## What is required
Quote all of the data exactly as given. Skip every picture it contains.

Chart and figure data:
* begin *
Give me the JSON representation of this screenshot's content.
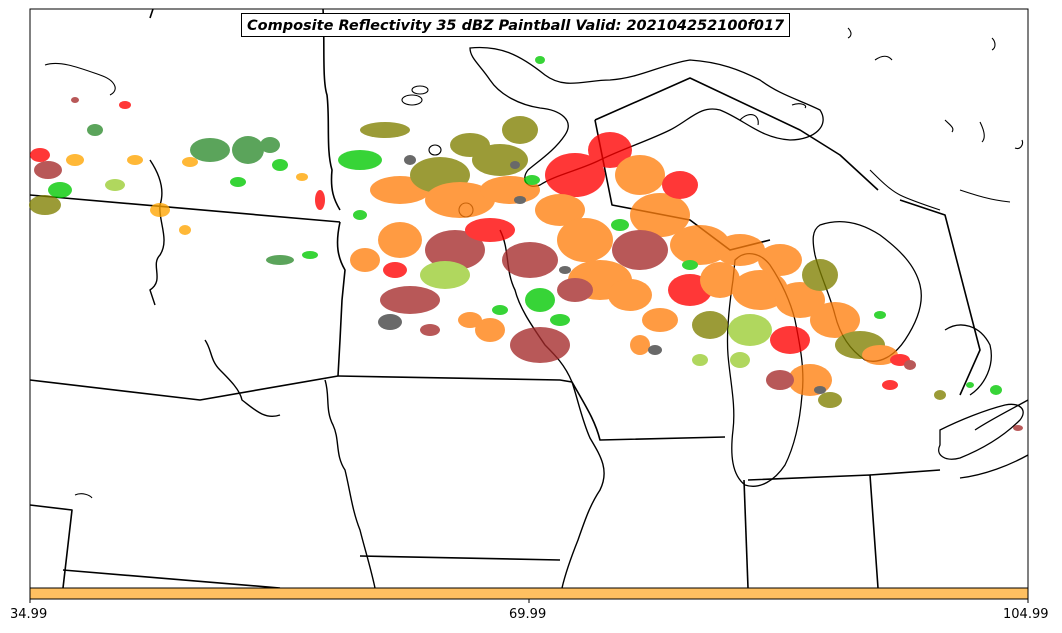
{
  "title": "Composite Reflectivity 35 dBZ Paintball Valid: 202104252100f017",
  "colorbar": {
    "color": "#ffc061",
    "tick_labels": [
      "34.99",
      "69.99",
      "104.99"
    ]
  },
  "paintball_colors": [
    "#ff0000",
    "#ff7f0e",
    "#808000",
    "#a52a2a",
    "#00c800",
    "#2e8b2e",
    "#404040",
    "#ffa500",
    "#9acd32"
  ],
  "regions_shown": [
    "Upper Midwest",
    "Great Lakes",
    "Lake Superior",
    "Lake Michigan",
    "Lake Huron"
  ]
}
* end *
## Correct output
Give me the JSON representation of this screenshot's content.
{
  "title": "Composite Reflectivity 35 dBZ Paintball Valid: 202104252100f017",
  "colorbar": {
    "color": "#ffc061",
    "tick_labels": [
      "34.99",
      "69.99",
      "104.99"
    ]
  },
  "paintball_colors": [
    "#ff0000",
    "#ff7f0e",
    "#808000",
    "#a52a2a",
    "#00c800",
    "#2e8b2e",
    "#404040",
    "#ffa500",
    "#9acd32"
  ],
  "regions_shown": [
    "Upper Midwest",
    "Great Lakes",
    "Lake Superior",
    "Lake Michigan",
    "Lake Huron"
  ]
}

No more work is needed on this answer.